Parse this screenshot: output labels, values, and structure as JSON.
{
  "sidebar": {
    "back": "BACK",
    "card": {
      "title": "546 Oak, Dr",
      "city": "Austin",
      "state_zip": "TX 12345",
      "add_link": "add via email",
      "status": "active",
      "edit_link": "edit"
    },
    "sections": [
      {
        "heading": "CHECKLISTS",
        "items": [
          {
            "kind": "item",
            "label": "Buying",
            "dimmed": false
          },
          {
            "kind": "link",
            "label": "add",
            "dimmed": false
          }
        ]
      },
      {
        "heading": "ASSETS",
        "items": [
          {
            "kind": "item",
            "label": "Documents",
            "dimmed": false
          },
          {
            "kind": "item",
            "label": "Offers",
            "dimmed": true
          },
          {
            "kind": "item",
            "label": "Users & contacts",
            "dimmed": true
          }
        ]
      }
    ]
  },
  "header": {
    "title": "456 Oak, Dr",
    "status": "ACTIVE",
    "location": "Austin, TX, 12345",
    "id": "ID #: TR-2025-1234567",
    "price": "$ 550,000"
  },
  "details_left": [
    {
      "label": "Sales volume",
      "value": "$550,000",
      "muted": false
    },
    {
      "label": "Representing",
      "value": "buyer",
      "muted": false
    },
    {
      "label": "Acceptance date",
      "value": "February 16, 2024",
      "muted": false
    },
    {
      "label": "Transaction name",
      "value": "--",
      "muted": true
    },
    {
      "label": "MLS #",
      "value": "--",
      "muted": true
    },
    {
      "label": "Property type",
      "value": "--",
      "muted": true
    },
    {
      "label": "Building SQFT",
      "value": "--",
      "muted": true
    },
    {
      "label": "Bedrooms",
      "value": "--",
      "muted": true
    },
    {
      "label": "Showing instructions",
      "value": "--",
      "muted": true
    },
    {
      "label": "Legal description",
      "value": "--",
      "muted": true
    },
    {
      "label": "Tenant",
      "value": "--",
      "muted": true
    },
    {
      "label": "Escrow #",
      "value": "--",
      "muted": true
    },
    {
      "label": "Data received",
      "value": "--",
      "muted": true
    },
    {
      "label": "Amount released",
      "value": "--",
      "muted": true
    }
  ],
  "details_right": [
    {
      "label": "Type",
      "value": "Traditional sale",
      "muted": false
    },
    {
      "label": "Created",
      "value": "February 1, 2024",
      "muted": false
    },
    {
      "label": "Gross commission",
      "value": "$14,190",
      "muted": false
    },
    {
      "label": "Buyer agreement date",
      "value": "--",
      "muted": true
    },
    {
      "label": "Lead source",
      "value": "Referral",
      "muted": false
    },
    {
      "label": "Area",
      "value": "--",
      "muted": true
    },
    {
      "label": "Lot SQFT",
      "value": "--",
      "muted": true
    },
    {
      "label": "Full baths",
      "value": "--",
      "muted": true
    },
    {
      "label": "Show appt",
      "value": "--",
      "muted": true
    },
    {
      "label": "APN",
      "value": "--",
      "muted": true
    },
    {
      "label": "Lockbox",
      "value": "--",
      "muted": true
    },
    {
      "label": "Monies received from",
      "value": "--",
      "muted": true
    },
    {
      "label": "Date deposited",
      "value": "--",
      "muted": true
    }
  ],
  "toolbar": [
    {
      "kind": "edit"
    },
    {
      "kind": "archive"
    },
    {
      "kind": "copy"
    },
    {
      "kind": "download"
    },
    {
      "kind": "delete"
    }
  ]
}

+ + + +

**The request**. Write out all the data again, exactly as it appears.

**Output for this task**.
Parse this screenshot: output labels, values, and structure as JSON.
{
  "sidebar": {
    "back": "BACK",
    "card": {
      "title": "546 Oak, Dr",
      "city": "Austin",
      "state_zip": "TX 12345",
      "add_link": "add via email",
      "status": "active",
      "edit_link": "edit"
    },
    "sections": [
      {
        "heading": "CHECKLISTS",
        "items": [
          {
            "kind": "item",
            "label": "Buying",
            "dimmed": false
          },
          {
            "kind": "link",
            "label": "add",
            "dimmed": false
          }
        ]
      },
      {
        "heading": "ASSETS",
        "items": [
          {
            "kind": "item",
            "label": "Documents",
            "dimmed": false
          },
          {
            "kind": "item",
            "label": "Offers",
            "dimmed": true
          },
          {
            "kind": "item",
            "label": "Users & contacts",
            "dimmed": true
          }
        ]
      }
    ]
  },
  "header": {
    "title": "456 Oak, Dr",
    "status": "ACTIVE",
    "location": "Austin, TX, 12345",
    "id": "ID #: TR-2025-1234567",
    "price": "$ 550,000"
  },
  "details_left": [
    {
      "label": "Sales volume",
      "value": "$550,000",
      "muted": false
    },
    {
      "label": "Representing",
      "value": "buyer",
      "muted": false
    },
    {
      "label": "Acceptance date",
      "value": "February 16, 2024",
      "muted": false
    },
    {
      "label": "Transaction name",
      "value": "--",
      "muted": true
    },
    {
      "label": "MLS #",
      "value": "--",
      "muted": true
    },
    {
      "label": "Property type",
      "value": "--",
      "muted": true
    },
    {
      "label": "Building SQFT",
      "value": "--",
      "muted": true
    },
    {
      "label": "Bedrooms",
      "value": "--",
      "muted": true
    },
    {
      "label": "Showing instructions",
      "value": "--",
      "muted": true
    },
    {
      "label": "Legal description",
      "value": "--",
      "muted": true
    },
    {
      "label": "Tenant",
      "value": "--",
      "muted": true
    },
    {
      "label": "Escrow #",
      "value": "--",
      "muted": true
    },
    {
      "label": "Data received",
      "value": "--",
      "muted": true
    },
    {
      "label": "Amount released",
      "value": "--",
      "muted": true
    }
  ],
  "details_right": [
    {
      "label": "Type",
      "value": "Traditional sale",
      "muted": false
    },
    {
      "label": "Created",
      "value": "February 1, 2024",
      "muted": false
    },
    {
      "label": "Gross commission",
      "value": "$14,190",
      "muted": false
    },
    {
      "label": "Buyer agreement date",
      "value": "--",
      "muted": true
    },
    {
      "label": "Lead source",
      "value": "Referral",
      "muted": false
    },
    {
      "label": "Area",
      "value": "--",
      "muted": true
    },
    {
      "label": "Lot SQFT",
      "value": "--",
      "muted": true
    },
    {
      "label": "Full baths",
      "value": "--",
      "muted": true
    },
    {
      "label": "Show appt",
      "value": "--",
      "muted": true
    },
    {
      "label": "APN",
      "value": "--",
      "muted": true
    },
    {
      "label": "Lockbox",
      "value": "--",
      "muted": true
    },
    {
      "label": "Monies received from",
      "value": "--",
      "muted": true
    },
    {
      "label": "Date deposited",
      "value": "--",
      "muted": true
    }
  ],
  "toolbar": [
    {
      "kind": "edit"
    },
    {
      "kind": "archive"
    },
    {
      "kind": "copy"
    },
    {
      "kind": "download"
    },
    {
      "kind": "delete"
    }
  ]
}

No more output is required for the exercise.